What is expected:
Print out the entries below with no edits.

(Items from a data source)

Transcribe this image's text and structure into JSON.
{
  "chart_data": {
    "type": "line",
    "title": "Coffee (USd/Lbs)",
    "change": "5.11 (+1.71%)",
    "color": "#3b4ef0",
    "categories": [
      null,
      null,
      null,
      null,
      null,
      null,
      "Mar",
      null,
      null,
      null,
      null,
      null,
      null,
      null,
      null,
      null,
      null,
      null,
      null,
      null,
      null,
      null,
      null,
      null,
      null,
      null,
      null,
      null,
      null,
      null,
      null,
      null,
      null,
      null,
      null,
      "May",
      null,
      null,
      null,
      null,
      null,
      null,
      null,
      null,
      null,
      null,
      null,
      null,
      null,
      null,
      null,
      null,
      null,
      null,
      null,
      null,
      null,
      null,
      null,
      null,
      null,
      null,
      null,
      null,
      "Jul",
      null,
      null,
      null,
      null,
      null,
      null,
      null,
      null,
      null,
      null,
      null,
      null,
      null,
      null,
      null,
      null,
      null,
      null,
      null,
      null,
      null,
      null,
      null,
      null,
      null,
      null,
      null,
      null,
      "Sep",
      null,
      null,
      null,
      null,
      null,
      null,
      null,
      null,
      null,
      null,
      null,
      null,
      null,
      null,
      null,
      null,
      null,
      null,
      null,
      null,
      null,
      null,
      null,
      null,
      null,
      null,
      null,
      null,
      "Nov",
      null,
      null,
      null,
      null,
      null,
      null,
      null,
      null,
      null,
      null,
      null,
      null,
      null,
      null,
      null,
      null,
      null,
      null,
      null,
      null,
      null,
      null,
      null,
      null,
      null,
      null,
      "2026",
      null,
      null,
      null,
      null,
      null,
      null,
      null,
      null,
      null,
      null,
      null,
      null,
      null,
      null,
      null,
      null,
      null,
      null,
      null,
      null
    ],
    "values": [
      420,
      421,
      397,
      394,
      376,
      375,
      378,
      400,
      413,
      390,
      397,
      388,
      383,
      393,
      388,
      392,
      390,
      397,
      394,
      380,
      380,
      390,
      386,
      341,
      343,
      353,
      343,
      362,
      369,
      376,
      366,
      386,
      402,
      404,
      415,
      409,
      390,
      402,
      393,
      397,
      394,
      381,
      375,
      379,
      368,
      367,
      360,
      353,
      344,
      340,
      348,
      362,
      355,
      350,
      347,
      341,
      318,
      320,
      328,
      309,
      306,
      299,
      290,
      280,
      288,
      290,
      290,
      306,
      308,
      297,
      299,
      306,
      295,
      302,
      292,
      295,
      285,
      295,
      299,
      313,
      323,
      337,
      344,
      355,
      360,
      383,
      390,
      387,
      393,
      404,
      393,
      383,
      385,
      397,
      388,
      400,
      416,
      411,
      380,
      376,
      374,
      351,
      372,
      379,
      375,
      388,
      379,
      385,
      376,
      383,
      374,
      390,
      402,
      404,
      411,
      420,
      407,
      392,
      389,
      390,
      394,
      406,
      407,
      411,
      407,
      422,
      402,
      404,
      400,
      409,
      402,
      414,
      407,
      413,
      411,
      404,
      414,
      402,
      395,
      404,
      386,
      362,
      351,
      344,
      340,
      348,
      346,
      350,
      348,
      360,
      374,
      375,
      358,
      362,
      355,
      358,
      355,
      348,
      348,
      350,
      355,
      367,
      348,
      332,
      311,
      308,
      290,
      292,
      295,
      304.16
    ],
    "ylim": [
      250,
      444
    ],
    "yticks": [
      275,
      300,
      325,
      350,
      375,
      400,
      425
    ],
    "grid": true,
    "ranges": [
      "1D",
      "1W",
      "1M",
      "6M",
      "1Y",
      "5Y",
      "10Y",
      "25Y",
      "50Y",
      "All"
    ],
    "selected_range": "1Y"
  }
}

The result:
Transcribe this image's text and structure into JSON.
{
  "chart_data": {
    "type": "line",
    "title": "Coffee (USd/Lbs)",
    "change": "5.11 (+1.71%)",
    "color": "#3b4ef0",
    "categories": [
      null,
      null,
      null,
      null,
      null,
      null,
      "Mar",
      null,
      null,
      null,
      null,
      null,
      null,
      null,
      null,
      null,
      null,
      null,
      null,
      null,
      null,
      null,
      null,
      null,
      null,
      null,
      null,
      null,
      null,
      null,
      null,
      null,
      null,
      null,
      null,
      "May",
      null,
      null,
      null,
      null,
      null,
      null,
      null,
      null,
      null,
      null,
      null,
      null,
      null,
      null,
      null,
      null,
      null,
      null,
      null,
      null,
      null,
      null,
      null,
      null,
      null,
      null,
      null,
      null,
      "Jul",
      null,
      null,
      null,
      null,
      null,
      null,
      null,
      null,
      null,
      null,
      null,
      null,
      null,
      null,
      null,
      null,
      null,
      null,
      null,
      null,
      null,
      null,
      null,
      null,
      null,
      null,
      null,
      null,
      "Sep",
      null,
      null,
      null,
      null,
      null,
      null,
      null,
      null,
      null,
      null,
      null,
      null,
      null,
      null,
      null,
      null,
      null,
      null,
      null,
      null,
      null,
      null,
      null,
      null,
      null,
      null,
      null,
      null,
      "Nov",
      null,
      null,
      null,
      null,
      null,
      null,
      null,
      null,
      null,
      null,
      null,
      null,
      null,
      null,
      null,
      null,
      null,
      null,
      null,
      null,
      null,
      null,
      null,
      null,
      null,
      null,
      "2026",
      null,
      null,
      null,
      null,
      null,
      null,
      null,
      null,
      null,
      null,
      null,
      null,
      null,
      null,
      null,
      null,
      null,
      null,
      null,
      null
    ],
    "values": [
      420,
      421,
      397,
      394,
      376,
      375,
      378,
      400,
      413,
      390,
      397,
      388,
      383,
      393,
      388,
      392,
      390,
      397,
      394,
      380,
      380,
      390,
      386,
      341,
      343,
      353,
      343,
      362,
      369,
      376,
      366,
      386,
      402,
      404,
      415,
      409,
      390,
      402,
      393,
      397,
      394,
      381,
      375,
      379,
      368,
      367,
      360,
      353,
      344,
      340,
      348,
      362,
      355,
      350,
      347,
      341,
      318,
      320,
      328,
      309,
      306,
      299,
      290,
      280,
      288,
      290,
      290,
      306,
      308,
      297,
      299,
      306,
      295,
      302,
      292,
      295,
      285,
      295,
      299,
      313,
      323,
      337,
      344,
      355,
      360,
      383,
      390,
      387,
      393,
      404,
      393,
      383,
      385,
      397,
      388,
      400,
      416,
      411,
      380,
      376,
      374,
      351,
      372,
      379,
      375,
      388,
      379,
      385,
      376,
      383,
      374,
      390,
      402,
      404,
      411,
      420,
      407,
      392,
      389,
      390,
      394,
      406,
      407,
      411,
      407,
      422,
      402,
      404,
      400,
      409,
      402,
      414,
      407,
      413,
      411,
      404,
      414,
      402,
      395,
      404,
      386,
      362,
      351,
      344,
      340,
      348,
      346,
      350,
      348,
      360,
      374,
      375,
      358,
      362,
      355,
      358,
      355,
      348,
      348,
      350,
      355,
      367,
      348,
      332,
      311,
      308,
      290,
      292,
      295,
      304.16
    ],
    "ylim": [
      250,
      444
    ],
    "yticks": [
      275,
      300,
      325,
      350,
      375,
      400,
      425
    ],
    "grid": true,
    "ranges": [
      "1D",
      "1W",
      "1M",
      "6M",
      "1Y",
      "5Y",
      "10Y",
      "25Y",
      "50Y",
      "All"
    ],
    "selected_range": "1Y"
  }
}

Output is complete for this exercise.